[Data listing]

——

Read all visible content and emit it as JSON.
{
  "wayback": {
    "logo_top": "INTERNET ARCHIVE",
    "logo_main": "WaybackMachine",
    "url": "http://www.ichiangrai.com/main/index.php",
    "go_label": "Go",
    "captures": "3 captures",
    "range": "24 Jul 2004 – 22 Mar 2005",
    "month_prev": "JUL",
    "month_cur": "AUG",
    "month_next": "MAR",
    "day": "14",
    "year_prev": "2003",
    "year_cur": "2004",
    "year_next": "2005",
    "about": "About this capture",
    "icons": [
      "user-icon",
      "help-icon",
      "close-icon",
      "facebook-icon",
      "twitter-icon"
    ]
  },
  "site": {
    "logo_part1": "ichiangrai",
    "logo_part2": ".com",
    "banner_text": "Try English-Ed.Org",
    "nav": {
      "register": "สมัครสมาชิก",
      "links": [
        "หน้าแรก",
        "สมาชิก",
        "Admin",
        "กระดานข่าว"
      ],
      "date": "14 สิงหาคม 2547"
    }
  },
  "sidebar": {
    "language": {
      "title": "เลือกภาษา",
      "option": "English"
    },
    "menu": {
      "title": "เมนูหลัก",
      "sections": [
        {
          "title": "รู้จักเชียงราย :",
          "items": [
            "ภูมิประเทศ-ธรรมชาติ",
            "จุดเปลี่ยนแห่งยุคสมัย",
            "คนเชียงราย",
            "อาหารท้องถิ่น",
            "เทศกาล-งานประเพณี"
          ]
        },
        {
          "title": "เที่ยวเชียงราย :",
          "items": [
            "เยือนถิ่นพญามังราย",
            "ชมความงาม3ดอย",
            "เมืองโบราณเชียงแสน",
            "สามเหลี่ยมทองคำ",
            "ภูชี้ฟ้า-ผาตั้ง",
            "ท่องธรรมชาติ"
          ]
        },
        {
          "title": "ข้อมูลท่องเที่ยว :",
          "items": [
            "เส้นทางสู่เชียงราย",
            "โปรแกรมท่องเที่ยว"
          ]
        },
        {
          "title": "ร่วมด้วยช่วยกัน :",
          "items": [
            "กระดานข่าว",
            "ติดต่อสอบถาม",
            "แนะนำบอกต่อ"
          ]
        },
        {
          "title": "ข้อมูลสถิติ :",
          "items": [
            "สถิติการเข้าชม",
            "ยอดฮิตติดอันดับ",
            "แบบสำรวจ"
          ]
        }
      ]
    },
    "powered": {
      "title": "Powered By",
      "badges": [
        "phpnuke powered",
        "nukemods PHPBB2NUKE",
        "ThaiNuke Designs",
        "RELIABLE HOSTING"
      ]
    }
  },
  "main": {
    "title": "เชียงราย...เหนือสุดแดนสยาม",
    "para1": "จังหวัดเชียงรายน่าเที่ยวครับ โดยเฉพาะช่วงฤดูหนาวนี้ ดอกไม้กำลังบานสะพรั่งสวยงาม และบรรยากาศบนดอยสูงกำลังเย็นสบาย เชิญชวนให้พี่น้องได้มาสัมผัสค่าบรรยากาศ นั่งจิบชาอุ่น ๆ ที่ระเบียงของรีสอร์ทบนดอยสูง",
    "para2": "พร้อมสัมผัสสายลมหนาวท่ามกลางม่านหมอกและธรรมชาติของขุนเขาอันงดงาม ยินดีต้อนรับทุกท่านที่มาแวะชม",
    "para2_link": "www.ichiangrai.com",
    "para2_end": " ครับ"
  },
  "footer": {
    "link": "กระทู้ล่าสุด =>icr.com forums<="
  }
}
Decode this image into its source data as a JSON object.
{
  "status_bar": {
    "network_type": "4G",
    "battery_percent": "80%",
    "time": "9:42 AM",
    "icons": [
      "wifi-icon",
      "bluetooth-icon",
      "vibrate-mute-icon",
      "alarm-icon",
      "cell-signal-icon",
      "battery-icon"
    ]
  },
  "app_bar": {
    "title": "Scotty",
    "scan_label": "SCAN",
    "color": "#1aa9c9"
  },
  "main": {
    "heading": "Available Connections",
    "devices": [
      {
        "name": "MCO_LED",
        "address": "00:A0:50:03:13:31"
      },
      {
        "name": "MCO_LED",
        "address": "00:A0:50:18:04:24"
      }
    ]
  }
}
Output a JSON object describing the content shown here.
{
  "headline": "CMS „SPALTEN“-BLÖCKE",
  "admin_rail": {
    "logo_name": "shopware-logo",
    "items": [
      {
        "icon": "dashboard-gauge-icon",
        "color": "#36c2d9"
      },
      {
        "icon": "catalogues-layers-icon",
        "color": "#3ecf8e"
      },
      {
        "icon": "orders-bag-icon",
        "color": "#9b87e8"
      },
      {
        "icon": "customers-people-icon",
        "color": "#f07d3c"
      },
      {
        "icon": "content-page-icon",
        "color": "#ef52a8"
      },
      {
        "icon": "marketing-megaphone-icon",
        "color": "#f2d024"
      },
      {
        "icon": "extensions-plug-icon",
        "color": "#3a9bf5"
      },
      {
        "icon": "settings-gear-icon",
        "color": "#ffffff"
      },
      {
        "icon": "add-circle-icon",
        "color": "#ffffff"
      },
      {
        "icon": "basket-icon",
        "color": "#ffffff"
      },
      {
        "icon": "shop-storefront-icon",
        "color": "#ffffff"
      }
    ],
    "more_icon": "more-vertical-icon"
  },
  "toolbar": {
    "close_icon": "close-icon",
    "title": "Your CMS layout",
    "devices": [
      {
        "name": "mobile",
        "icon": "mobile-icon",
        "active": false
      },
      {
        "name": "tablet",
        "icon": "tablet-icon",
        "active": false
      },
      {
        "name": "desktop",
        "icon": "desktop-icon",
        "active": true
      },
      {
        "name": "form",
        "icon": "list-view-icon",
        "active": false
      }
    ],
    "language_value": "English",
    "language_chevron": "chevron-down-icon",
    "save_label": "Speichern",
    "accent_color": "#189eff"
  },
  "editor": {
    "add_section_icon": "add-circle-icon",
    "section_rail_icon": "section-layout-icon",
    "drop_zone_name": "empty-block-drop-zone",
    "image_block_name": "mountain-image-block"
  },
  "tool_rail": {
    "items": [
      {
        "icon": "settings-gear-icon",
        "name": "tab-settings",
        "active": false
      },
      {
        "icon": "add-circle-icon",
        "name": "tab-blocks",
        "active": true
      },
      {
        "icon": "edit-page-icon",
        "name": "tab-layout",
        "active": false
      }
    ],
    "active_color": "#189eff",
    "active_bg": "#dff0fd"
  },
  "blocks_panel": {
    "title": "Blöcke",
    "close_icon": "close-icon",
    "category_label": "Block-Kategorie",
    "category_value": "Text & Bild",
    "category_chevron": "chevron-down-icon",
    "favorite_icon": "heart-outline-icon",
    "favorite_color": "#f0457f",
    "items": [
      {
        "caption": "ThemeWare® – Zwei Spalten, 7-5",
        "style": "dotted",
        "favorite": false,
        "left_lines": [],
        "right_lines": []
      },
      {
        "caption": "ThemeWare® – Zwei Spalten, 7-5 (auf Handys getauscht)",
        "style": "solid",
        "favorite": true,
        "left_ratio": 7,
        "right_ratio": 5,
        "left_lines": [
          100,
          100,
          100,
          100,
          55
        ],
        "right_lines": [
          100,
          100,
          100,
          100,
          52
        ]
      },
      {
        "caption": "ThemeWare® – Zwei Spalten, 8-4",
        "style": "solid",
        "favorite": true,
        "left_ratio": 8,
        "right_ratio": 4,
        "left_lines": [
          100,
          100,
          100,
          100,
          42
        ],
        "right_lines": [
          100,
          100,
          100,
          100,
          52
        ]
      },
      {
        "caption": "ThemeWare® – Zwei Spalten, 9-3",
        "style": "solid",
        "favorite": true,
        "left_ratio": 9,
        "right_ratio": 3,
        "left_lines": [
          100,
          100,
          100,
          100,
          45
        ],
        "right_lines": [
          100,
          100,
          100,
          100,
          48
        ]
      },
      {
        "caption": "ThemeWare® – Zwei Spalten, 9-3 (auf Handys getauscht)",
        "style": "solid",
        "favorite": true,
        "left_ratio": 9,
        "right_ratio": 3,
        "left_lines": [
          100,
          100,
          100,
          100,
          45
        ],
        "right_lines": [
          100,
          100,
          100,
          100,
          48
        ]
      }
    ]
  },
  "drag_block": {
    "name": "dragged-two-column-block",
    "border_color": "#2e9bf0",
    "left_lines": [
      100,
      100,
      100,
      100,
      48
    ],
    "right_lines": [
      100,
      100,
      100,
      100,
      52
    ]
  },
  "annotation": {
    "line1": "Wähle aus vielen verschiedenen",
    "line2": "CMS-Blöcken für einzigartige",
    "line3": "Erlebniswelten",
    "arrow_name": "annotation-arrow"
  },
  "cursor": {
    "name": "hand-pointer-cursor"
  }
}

——

EXERCISE TASK:
Where a line above contains the string "object", copy that line.

IN RESPONSE:
Decode this image into its source data as a JSON object.
Output a JSON object describing the content shown here.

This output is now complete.